▶ _STATED EXERCISE_
List every line in this data where the string "现代办公" occurs.
::::
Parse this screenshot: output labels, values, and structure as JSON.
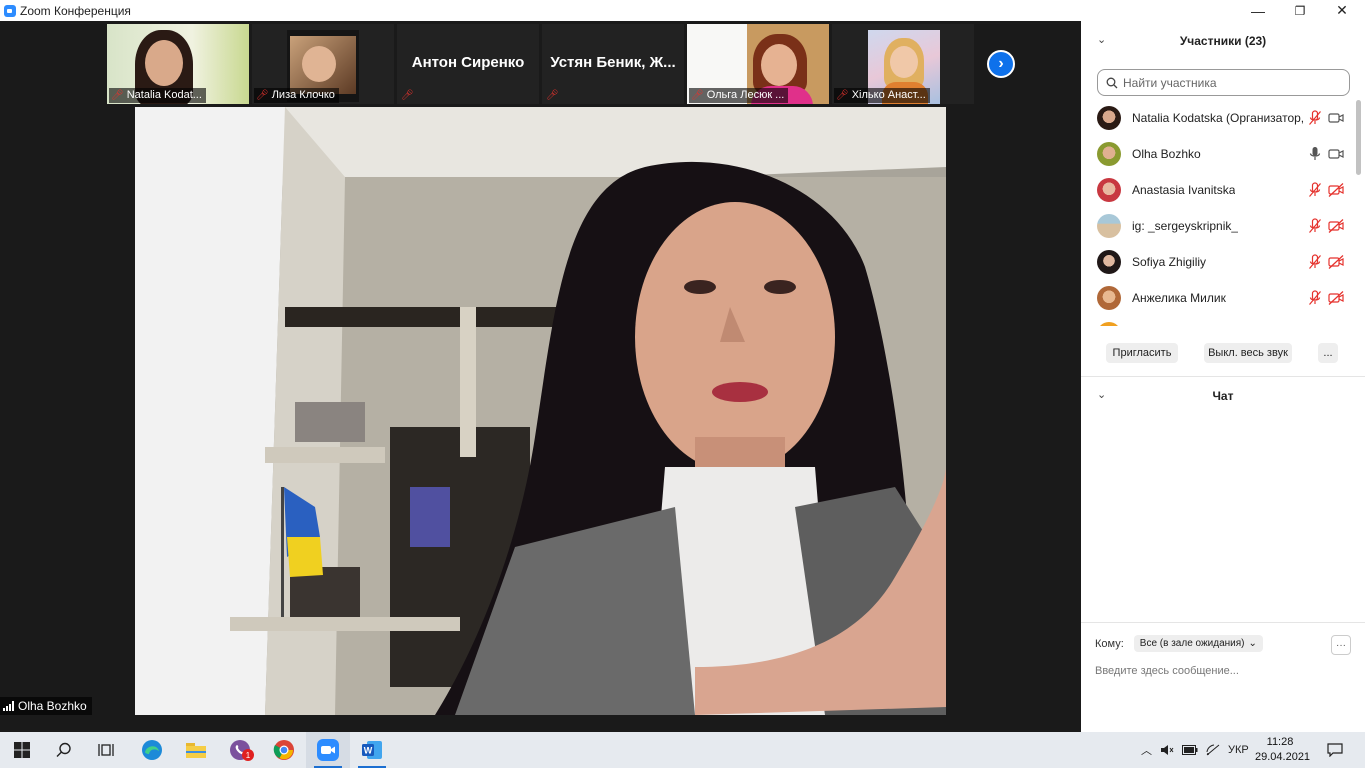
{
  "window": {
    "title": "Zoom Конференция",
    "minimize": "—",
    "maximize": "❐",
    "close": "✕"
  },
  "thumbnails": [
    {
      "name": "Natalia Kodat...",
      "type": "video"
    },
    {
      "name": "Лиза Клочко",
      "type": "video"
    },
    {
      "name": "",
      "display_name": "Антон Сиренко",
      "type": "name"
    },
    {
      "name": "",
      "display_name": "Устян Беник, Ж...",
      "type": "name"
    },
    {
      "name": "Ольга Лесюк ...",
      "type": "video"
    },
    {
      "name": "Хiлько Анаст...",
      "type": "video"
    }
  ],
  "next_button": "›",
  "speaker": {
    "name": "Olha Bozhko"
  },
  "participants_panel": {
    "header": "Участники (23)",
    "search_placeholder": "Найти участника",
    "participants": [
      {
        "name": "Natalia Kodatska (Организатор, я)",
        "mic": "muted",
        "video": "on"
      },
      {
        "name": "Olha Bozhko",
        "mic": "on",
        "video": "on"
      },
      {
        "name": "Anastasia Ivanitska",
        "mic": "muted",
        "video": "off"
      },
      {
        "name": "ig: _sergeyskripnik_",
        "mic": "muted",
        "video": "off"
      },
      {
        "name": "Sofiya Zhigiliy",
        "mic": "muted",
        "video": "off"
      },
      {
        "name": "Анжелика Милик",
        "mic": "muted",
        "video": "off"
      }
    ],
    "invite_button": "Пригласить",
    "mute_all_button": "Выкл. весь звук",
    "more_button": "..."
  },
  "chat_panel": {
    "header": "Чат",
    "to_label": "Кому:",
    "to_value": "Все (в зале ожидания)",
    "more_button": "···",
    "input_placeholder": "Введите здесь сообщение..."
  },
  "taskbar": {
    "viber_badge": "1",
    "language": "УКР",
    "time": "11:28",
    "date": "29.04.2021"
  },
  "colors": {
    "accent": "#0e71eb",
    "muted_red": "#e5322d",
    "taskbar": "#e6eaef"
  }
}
::::
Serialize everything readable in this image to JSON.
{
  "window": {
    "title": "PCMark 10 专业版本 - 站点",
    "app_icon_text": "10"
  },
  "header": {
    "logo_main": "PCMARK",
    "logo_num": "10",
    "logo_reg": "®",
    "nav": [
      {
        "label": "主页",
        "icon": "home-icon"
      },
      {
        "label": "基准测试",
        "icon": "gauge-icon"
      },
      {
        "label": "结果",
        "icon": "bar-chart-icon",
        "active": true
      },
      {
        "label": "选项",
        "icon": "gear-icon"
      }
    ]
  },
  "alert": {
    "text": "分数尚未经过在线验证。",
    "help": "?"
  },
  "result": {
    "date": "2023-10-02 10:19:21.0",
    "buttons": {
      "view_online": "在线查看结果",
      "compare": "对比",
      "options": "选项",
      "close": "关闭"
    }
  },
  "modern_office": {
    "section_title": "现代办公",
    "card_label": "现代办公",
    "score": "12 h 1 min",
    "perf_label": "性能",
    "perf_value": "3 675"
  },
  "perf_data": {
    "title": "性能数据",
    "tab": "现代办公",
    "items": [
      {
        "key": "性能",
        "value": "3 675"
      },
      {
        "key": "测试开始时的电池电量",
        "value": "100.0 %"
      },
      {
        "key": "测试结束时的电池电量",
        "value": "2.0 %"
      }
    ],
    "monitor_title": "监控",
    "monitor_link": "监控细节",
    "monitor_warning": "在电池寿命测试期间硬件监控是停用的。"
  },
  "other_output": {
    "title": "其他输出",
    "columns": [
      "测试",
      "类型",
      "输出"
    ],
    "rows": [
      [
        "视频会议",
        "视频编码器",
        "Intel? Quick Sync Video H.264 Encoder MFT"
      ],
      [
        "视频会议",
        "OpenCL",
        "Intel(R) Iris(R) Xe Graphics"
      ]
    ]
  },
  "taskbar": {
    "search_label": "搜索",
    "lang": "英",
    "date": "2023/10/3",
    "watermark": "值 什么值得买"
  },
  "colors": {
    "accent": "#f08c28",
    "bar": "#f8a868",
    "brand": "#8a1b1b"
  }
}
::::
▶ _WORKED ANSWER_
    "section_title": "现代办公",
    "card_label": "现代办公",
    "tab": "现代办公",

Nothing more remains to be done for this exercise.